[Stored entries]
---+---
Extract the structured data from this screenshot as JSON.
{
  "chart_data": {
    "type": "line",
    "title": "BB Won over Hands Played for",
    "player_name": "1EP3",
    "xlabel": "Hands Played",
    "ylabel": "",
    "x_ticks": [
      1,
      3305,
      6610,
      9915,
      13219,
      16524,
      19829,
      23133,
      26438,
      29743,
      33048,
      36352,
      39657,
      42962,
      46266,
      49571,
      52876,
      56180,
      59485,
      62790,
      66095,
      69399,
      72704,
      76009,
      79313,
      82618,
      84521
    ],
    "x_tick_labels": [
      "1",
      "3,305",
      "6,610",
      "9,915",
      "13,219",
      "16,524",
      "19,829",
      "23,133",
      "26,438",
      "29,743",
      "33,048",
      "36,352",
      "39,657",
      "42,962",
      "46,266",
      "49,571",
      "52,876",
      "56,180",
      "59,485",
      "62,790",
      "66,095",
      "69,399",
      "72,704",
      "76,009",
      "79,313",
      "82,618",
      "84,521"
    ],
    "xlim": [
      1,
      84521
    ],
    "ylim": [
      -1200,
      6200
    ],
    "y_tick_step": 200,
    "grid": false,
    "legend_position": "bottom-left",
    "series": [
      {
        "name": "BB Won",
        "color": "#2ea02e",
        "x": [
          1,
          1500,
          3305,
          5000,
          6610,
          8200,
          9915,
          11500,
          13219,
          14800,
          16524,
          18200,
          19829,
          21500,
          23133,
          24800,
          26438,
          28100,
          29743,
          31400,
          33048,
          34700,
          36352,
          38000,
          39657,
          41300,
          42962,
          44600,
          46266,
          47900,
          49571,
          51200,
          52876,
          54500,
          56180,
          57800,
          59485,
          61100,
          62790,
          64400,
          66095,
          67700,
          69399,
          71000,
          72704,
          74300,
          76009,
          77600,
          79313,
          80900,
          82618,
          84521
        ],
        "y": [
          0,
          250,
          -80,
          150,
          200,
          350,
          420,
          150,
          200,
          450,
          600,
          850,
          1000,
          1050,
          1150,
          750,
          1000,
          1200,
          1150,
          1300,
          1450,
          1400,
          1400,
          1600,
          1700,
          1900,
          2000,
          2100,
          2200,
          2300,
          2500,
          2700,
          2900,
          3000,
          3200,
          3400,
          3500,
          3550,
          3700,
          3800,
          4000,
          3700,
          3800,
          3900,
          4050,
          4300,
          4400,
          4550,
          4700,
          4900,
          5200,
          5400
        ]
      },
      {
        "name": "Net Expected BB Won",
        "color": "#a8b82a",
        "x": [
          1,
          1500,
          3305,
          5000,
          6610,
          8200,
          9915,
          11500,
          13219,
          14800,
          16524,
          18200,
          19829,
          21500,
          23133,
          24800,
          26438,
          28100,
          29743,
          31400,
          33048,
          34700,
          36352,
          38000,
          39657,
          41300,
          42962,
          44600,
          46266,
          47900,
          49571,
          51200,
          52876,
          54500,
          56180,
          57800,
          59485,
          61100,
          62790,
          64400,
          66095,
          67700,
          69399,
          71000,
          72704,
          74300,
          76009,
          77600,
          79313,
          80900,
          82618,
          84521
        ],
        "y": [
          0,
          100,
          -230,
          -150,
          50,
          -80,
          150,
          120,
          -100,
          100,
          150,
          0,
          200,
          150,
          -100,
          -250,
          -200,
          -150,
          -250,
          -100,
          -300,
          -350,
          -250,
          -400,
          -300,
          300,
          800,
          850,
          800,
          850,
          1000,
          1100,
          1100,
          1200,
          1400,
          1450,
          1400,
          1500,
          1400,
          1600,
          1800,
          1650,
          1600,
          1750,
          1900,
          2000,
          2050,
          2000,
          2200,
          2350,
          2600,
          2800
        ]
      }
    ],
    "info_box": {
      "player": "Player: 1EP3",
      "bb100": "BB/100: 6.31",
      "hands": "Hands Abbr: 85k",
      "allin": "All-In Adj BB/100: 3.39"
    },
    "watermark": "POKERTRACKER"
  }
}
---+---
[REQUIREMENT]
Copy out each line of the material that holds the word "Played".

[RESULT OF THIS TASK]
    "title": "BB Won over Hands Played for",
    "xlabel": "Hands Played",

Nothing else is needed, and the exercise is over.